* start LISTING *

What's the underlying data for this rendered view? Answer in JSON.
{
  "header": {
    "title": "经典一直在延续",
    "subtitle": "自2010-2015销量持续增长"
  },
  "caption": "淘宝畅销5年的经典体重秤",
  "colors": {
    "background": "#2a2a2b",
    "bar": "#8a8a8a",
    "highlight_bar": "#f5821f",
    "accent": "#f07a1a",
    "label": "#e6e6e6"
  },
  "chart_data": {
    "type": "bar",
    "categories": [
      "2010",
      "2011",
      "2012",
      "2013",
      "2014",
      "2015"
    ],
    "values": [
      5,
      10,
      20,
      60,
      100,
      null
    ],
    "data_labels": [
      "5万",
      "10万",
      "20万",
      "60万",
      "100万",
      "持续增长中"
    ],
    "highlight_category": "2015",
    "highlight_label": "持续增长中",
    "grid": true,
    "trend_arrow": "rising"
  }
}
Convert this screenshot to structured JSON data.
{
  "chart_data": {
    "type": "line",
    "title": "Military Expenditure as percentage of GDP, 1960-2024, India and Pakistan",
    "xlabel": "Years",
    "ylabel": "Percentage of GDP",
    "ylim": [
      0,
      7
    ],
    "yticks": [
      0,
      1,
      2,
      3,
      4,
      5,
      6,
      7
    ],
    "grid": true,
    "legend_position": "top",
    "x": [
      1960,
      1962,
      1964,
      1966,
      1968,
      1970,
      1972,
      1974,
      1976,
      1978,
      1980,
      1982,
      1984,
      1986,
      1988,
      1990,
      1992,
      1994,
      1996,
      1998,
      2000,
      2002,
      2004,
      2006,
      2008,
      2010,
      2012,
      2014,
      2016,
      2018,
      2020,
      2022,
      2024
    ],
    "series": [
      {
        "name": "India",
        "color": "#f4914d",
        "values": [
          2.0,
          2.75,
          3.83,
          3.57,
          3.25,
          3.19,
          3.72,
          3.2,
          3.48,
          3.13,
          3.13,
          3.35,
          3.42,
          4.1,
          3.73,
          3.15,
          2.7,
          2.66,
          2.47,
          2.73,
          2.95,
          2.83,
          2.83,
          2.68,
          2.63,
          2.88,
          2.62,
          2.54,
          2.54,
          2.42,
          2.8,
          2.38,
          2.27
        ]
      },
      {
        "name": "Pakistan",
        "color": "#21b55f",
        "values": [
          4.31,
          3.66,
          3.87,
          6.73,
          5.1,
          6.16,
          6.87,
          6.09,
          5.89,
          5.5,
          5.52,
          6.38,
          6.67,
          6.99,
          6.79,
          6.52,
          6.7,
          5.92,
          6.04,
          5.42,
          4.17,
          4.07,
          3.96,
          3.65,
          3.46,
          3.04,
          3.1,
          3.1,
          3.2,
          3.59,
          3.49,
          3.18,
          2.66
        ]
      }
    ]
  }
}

* end LISTING *

■ WHAT IS REQUIRED ■
Using the entries above, return each line in which the word "this" occurs.

■ FULL SOLUTION ■
What's the underlying data for this rendered view? Answer in JSON.
Convert this screenshot to structured JSON data.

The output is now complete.